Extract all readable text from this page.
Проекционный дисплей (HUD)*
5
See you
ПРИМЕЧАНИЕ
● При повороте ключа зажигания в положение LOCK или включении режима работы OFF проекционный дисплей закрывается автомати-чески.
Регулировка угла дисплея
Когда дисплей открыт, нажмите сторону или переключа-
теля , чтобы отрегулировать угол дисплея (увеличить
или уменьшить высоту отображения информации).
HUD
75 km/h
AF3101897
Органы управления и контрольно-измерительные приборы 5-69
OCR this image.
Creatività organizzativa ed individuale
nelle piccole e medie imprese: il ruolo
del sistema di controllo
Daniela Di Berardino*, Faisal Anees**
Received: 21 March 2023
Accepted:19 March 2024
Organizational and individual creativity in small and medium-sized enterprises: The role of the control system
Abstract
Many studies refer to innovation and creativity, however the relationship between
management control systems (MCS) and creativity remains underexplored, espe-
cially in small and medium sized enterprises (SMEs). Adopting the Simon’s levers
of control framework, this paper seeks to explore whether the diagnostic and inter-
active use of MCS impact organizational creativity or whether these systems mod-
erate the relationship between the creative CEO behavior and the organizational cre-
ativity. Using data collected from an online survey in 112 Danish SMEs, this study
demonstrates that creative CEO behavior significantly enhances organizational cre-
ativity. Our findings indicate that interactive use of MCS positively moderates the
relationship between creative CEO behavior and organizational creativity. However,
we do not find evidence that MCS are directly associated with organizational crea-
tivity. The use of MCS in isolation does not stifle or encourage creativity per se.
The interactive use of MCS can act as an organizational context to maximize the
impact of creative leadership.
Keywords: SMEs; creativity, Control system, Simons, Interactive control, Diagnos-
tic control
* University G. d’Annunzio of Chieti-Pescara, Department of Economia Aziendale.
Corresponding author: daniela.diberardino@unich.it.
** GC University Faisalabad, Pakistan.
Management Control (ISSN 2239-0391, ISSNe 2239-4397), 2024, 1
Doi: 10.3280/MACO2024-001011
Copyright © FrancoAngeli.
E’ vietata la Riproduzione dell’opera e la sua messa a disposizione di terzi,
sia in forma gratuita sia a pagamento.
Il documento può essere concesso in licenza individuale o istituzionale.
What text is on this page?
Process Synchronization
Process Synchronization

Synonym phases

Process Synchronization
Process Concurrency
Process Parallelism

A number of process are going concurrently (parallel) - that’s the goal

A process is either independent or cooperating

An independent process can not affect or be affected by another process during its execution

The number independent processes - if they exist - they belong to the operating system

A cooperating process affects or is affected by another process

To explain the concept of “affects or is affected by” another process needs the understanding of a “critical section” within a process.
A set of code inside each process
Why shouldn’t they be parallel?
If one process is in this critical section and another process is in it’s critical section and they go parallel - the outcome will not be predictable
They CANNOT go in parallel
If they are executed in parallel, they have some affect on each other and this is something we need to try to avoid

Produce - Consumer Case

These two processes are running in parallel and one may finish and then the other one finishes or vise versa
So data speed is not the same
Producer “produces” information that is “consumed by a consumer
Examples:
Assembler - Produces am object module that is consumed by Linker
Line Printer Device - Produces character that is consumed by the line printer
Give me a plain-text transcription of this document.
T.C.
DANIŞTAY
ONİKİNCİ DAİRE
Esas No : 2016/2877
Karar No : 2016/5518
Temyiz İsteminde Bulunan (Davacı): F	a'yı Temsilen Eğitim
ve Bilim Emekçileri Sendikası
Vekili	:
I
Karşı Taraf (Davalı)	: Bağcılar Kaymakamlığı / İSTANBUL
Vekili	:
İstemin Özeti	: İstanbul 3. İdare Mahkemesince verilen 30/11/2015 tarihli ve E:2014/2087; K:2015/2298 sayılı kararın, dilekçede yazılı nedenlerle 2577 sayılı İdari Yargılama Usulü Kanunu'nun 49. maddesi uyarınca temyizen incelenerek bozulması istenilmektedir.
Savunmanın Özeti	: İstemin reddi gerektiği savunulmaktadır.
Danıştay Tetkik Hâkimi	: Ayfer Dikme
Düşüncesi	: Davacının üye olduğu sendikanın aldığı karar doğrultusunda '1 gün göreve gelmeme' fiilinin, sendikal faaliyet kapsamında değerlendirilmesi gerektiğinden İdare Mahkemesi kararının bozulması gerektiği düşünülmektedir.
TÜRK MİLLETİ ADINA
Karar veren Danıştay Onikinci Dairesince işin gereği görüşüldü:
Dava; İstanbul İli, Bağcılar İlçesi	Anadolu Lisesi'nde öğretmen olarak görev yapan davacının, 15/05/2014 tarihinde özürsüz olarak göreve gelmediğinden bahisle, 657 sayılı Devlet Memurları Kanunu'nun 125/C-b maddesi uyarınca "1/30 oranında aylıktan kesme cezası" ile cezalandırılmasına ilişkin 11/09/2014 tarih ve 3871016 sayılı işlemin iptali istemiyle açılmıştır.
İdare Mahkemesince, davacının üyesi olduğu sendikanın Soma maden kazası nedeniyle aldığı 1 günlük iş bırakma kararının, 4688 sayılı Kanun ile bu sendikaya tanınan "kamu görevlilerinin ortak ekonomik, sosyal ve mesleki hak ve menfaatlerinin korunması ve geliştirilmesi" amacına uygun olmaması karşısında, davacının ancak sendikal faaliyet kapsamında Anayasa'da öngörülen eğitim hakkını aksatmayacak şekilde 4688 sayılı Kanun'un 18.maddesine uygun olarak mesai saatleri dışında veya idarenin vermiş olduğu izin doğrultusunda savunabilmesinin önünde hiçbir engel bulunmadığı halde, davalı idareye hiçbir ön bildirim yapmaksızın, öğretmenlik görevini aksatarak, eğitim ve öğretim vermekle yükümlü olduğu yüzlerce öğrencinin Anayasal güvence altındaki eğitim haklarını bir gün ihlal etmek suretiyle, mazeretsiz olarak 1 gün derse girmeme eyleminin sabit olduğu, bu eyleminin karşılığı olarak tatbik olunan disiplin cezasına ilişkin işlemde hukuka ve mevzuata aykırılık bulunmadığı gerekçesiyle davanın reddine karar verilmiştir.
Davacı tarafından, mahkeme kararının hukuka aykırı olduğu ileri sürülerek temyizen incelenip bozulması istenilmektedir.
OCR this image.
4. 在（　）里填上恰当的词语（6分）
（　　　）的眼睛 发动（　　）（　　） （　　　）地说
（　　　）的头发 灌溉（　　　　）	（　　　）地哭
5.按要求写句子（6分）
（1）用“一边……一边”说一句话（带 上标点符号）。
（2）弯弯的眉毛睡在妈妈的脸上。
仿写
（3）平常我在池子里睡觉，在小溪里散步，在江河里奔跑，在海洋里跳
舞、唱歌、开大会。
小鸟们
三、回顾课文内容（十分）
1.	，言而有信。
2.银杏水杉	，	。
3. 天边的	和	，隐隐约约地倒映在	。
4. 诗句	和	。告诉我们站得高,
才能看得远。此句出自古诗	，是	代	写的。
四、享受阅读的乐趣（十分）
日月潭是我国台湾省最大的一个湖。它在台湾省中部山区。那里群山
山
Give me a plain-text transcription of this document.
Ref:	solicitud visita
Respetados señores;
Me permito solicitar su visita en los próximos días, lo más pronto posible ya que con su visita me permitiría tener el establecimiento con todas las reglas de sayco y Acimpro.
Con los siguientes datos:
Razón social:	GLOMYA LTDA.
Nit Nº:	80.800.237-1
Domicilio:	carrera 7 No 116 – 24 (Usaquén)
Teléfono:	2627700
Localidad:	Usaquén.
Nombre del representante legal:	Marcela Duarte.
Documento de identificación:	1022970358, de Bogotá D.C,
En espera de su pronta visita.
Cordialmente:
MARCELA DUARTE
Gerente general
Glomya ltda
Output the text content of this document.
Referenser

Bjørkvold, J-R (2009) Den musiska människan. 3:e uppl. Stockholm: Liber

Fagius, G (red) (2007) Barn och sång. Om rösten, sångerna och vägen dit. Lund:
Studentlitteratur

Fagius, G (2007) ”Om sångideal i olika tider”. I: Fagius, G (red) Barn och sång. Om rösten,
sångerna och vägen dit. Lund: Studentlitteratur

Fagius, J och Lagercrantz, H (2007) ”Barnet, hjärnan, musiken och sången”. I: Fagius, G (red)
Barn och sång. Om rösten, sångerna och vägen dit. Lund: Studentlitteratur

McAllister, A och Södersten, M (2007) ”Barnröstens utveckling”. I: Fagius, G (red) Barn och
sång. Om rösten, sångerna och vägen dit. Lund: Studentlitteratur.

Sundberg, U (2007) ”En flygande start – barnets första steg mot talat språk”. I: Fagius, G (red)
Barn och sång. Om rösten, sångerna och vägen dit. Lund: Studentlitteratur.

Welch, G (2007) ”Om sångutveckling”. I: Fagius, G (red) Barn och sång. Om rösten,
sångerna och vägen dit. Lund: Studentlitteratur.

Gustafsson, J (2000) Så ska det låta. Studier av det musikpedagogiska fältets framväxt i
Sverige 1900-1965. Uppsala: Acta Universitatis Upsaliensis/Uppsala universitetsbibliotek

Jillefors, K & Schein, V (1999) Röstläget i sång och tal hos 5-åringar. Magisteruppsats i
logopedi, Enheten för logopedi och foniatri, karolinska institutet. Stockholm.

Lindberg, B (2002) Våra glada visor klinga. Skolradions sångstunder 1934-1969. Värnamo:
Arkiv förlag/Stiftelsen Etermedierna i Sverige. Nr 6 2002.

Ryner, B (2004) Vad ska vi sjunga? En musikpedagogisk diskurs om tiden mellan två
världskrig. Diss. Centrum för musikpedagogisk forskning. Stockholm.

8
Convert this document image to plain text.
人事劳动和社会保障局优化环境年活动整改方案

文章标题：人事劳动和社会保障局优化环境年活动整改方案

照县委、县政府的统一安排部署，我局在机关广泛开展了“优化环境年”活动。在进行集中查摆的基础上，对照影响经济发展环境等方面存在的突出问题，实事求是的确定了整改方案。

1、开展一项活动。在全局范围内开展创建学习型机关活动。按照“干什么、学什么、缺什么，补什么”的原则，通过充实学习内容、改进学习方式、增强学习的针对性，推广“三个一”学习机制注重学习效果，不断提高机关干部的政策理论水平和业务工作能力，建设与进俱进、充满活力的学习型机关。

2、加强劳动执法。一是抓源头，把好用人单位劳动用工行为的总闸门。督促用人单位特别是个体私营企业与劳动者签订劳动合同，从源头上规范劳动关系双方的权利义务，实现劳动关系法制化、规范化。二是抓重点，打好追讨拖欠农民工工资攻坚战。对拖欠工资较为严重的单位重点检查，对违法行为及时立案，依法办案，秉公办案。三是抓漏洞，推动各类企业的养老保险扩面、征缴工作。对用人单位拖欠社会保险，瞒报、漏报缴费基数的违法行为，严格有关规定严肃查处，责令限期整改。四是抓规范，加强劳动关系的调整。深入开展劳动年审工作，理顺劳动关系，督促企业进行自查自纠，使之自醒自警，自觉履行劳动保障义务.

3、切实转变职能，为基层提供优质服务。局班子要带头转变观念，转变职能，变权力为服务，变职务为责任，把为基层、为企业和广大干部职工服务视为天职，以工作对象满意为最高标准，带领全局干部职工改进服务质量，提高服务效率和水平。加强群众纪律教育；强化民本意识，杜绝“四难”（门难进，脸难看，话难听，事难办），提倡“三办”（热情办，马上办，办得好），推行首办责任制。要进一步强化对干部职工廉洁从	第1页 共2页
++++++++
• [The request] Find each line holding "section". Copy it out.

• [Completed task]
To explain the concept of “affects or is affected by” another process needs the understanding of a “critical section” within a process.
If one process is in this critical section and another process is in it’s critical section and they go parallel - the outcome will not be predictable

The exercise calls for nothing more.